(Stored records)
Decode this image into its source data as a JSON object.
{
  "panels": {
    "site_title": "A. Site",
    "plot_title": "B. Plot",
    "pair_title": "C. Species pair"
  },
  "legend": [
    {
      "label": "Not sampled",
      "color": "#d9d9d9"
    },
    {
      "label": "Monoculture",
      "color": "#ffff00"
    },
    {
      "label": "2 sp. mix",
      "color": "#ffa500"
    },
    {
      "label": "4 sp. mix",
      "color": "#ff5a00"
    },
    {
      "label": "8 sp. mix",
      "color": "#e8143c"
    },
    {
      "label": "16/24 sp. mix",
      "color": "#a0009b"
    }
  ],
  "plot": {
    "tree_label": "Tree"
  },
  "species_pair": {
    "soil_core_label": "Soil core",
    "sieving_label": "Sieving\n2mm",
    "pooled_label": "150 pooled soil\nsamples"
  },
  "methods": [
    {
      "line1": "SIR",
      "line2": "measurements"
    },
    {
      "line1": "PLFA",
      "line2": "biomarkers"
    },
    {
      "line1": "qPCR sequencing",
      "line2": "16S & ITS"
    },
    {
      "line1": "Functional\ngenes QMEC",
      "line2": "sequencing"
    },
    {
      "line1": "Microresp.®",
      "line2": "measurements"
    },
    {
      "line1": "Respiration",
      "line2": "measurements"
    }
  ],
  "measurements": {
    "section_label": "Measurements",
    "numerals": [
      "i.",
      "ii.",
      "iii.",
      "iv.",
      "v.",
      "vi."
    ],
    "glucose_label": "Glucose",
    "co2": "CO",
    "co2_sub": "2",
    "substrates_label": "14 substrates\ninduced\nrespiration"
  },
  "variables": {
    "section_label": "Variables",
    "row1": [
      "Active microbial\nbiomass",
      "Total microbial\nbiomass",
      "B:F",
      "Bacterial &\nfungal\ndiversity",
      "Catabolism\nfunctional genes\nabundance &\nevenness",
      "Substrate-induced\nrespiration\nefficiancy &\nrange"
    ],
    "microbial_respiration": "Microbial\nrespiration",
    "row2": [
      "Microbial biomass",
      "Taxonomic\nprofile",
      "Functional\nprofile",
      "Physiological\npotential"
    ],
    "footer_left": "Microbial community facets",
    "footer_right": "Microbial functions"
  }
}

TASK INSTRUCTIONS: Reproduce the data shown above exactly.

RESULT BELOW:
Decode this image into its source data as a JSON object.
{
  "panels": {
    "site_title": "A. Site",
    "plot_title": "B. Plot",
    "pair_title": "C. Species pair"
  },
  "legend": [
    {
      "label": "Not sampled",
      "color": "#d9d9d9"
    },
    {
      "label": "Monoculture",
      "color": "#ffff00"
    },
    {
      "label": "2 sp. mix",
      "color": "#ffa500"
    },
    {
      "label": "4 sp. mix",
      "color": "#ff5a00"
    },
    {
      "label": "8 sp. mix",
      "color": "#e8143c"
    },
    {
      "label": "16/24 sp. mix",
      "color": "#a0009b"
    }
  ],
  "plot": {
    "tree_label": "Tree"
  },
  "species_pair": {
    "soil_core_label": "Soil core",
    "sieving_label": "Sieving\n2mm",
    "pooled_label": "150 pooled soil\nsamples"
  },
  "methods": [
    {
      "line1": "SIR",
      "line2": "measurements"
    },
    {
      "line1": "PLFA",
      "line2": "biomarkers"
    },
    {
      "line1": "qPCR sequencing",
      "line2": "16S & ITS"
    },
    {
      "line1": "Functional\ngenes QMEC",
      "line2": "sequencing"
    },
    {
      "line1": "Microresp.®",
      "line2": "measurements"
    },
    {
      "line1": "Respiration",
      "line2": "measurements"
    }
  ],
  "measurements": {
    "section_label": "Measurements",
    "numerals": [
      "i.",
      "ii.",
      "iii.",
      "iv.",
      "v.",
      "vi."
    ],
    "glucose_label": "Glucose",
    "co2": "CO",
    "co2_sub": "2",
    "substrates_label": "14 substrates\ninduced\nrespiration"
  },
  "variables": {
    "section_label": "Variables",
    "row1": [
      "Active microbial\nbiomass",
      "Total microbial\nbiomass",
      "B:F",
      "Bacterial &\nfungal\ndiversity",
      "Catabolism\nfunctional genes\nabundance &\nevenness",
      "Substrate-induced\nrespiration\nefficiancy &\nrange"
    ],
    "microbial_respiration": "Microbial\nrespiration",
    "row2": [
      "Microbial biomass",
      "Taxonomic\nprofile",
      "Functional\nprofile",
      "Physiological\npotential"
    ],
    "footer_left": "Microbial community facets",
    "footer_right": "Microbial functions"
  }
}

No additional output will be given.